Select the lines that hold the word "name" and copy each one.

>> START Data shown

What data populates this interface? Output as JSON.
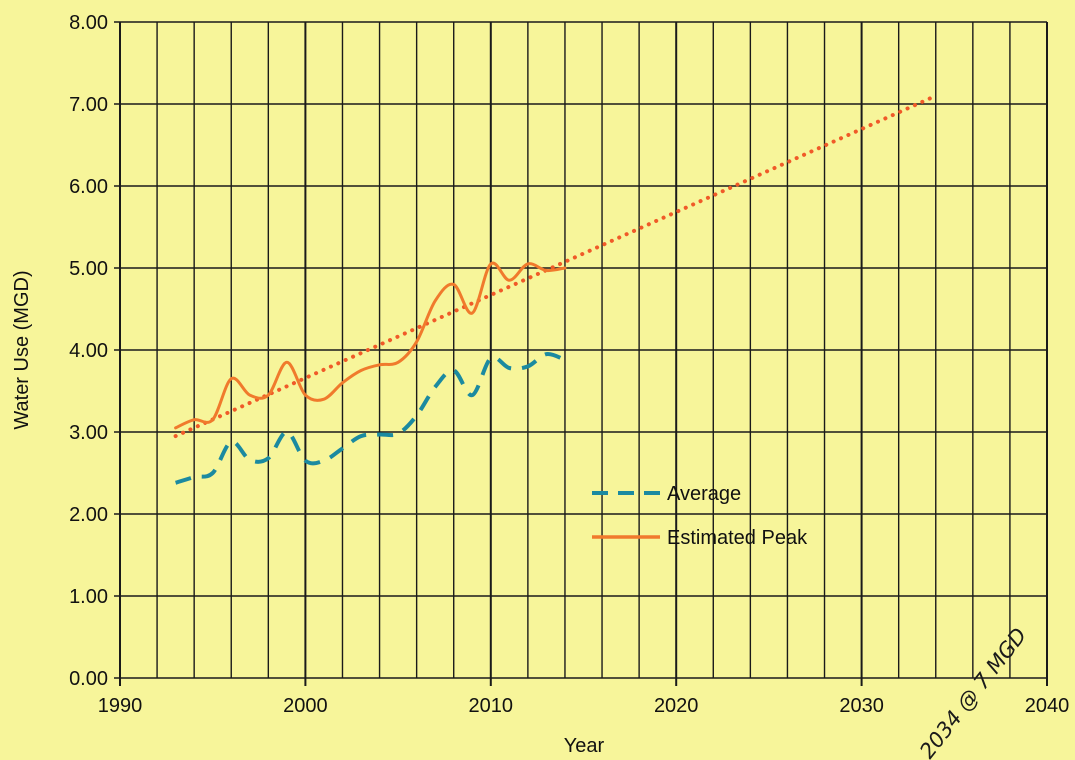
{
  "chart_data": {
    "type": "line",
    "title": "",
    "xlabel": "Year",
    "ylabel": "Water Use (MGD)",
    "xlim": [
      1990,
      2040
    ],
    "ylim": [
      0,
      8
    ],
    "x_ticks": [
      "1990",
      "2000",
      "2010",
      "2020",
      "2030",
      "2040"
    ],
    "y_ticks": [
      "0.00",
      "1.00",
      "2.00",
      "3.00",
      "4.00",
      "5.00",
      "6.00",
      "7.00",
      "8.00"
    ],
    "grid": true,
    "legend_position": "lower-center-right",
    "series": [
      {
        "name": "Average",
        "style": "dashed",
        "color": "#1b8aa0",
        "x": [
          1993,
          1994,
          1995,
          1996,
          1997,
          1998,
          1999,
          2000,
          2001,
          2002,
          2003,
          2004,
          2005,
          2006,
          2007,
          2008,
          2009,
          2010,
          2011,
          2012,
          2013,
          2014
        ],
        "y": [
          2.38,
          2.45,
          2.5,
          2.88,
          2.66,
          2.68,
          3.0,
          2.65,
          2.65,
          2.8,
          2.95,
          2.97,
          2.98,
          3.2,
          3.55,
          3.75,
          3.45,
          3.9,
          3.78,
          3.8,
          3.95,
          3.88
        ]
      },
      {
        "name": "Estimated Peak",
        "style": "solid",
        "color": "#f07a2c",
        "x": [
          1993,
          1994,
          1995,
          1996,
          1997,
          1998,
          1999,
          2000,
          2001,
          2002,
          2003,
          2004,
          2005,
          2006,
          2007,
          2008,
          2009,
          2010,
          2011,
          2012,
          2013,
          2014
        ],
        "y": [
          3.05,
          3.15,
          3.15,
          3.65,
          3.45,
          3.45,
          3.85,
          3.45,
          3.4,
          3.6,
          3.75,
          3.82,
          3.85,
          4.1,
          4.6,
          4.8,
          4.45,
          5.05,
          4.85,
          5.05,
          4.97,
          5.0
        ]
      },
      {
        "name": "",
        "style": "dotted",
        "color": "#f05a28",
        "x": [
          1993,
          2034
        ],
        "y": [
          2.95,
          7.1
        ]
      }
    ],
    "annotations": [
      {
        "text": "2034 @ 7 MGD",
        "x": 2037,
        "y": 0.75
      }
    ]
  },
  "colors": {
    "background": "#f7f59a",
    "grid": "#1a1a1a"
  }
}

>> END Data shown

> Solution for this problem:
        "name": "Average",
        "name": "Estimated Peak",
        "name": "",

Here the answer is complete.